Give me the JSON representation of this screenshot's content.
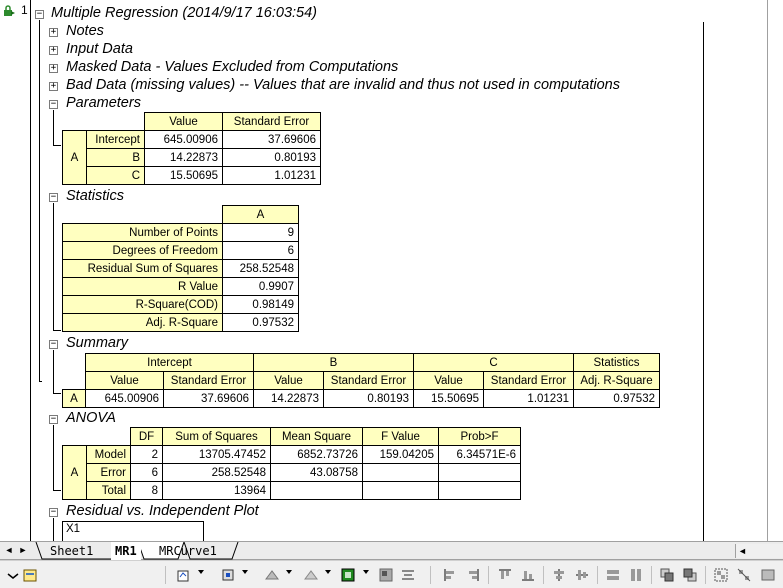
{
  "report": {
    "row_number": "1",
    "title": "Multiple Regression (2014/9/17 16:03:54)",
    "sections": {
      "notes": "Notes",
      "input_data": "Input Data",
      "masked_data": "Masked Data - Values Excluded from Computations",
      "bad_data": "Bad Data (missing values) -- Values that are invalid and thus not used in computations",
      "parameters": "Parameters",
      "statistics": "Statistics",
      "summary": "Summary",
      "anova": "ANOVA",
      "residual_plot": "Residual vs. Independent Plot"
    }
  },
  "parameters": {
    "headers": [
      "Value",
      "Standard Error"
    ],
    "group": "A",
    "rows": [
      {
        "label": "Intercept",
        "value": "645.00906",
        "se": "37.69606"
      },
      {
        "label": "B",
        "value": "14.22873",
        "se": "0.80193"
      },
      {
        "label": "C",
        "value": "15.50695",
        "se": "1.01231"
      }
    ]
  },
  "statistics": {
    "header": "A",
    "rows": [
      {
        "label": "Number of Points",
        "value": "9"
      },
      {
        "label": "Degrees of Freedom",
        "value": "6"
      },
      {
        "label": "Residual Sum of Squares",
        "value": "258.52548"
      },
      {
        "label": "R Value",
        "value": "0.9907"
      },
      {
        "label": "R-Square(COD)",
        "value": "0.98149"
      },
      {
        "label": "Adj. R-Square",
        "value": "0.97532"
      }
    ]
  },
  "summary": {
    "groups": [
      "Intercept",
      "B",
      "C",
      "Statistics"
    ],
    "subheaders": [
      "Value",
      "Standard Error",
      "Value",
      "Standard Error",
      "Value",
      "Standard Error",
      "Adj. R-Square"
    ],
    "row_label": "A",
    "values": [
      "645.00906",
      "37.69606",
      "14.22873",
      "0.80193",
      "15.50695",
      "1.01231",
      "0.97532"
    ]
  },
  "anova": {
    "headers": [
      "DF",
      "Sum of Squares",
      "Mean Square",
      "F Value",
      "Prob>F"
    ],
    "group": "A",
    "rows": [
      {
        "label": "Model",
        "df": "2",
        "ss": "13705.47452",
        "ms": "6852.73726",
        "f": "159.04205",
        "p": "6.34571E-6"
      },
      {
        "label": "Error",
        "df": "6",
        "ss": "258.52548",
        "ms": "43.08758",
        "f": "",
        "p": ""
      },
      {
        "label": "Total",
        "df": "8",
        "ss": "13964",
        "ms": "",
        "f": "",
        "p": ""
      }
    ]
  },
  "residual_plot": {
    "cell": "X1"
  },
  "sheet_tabs": [
    "Sheet1",
    "MR1",
    "MRCurve1"
  ],
  "active_tab": "MR1",
  "icons": {
    "lock": "lock-icon",
    "expand": "plus-box-icon",
    "collapse": "minus-box-icon"
  }
}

* [Problem description] Give the number of lines above in which the word "Squares" occurs, with nothing else.

* [Solution below] 2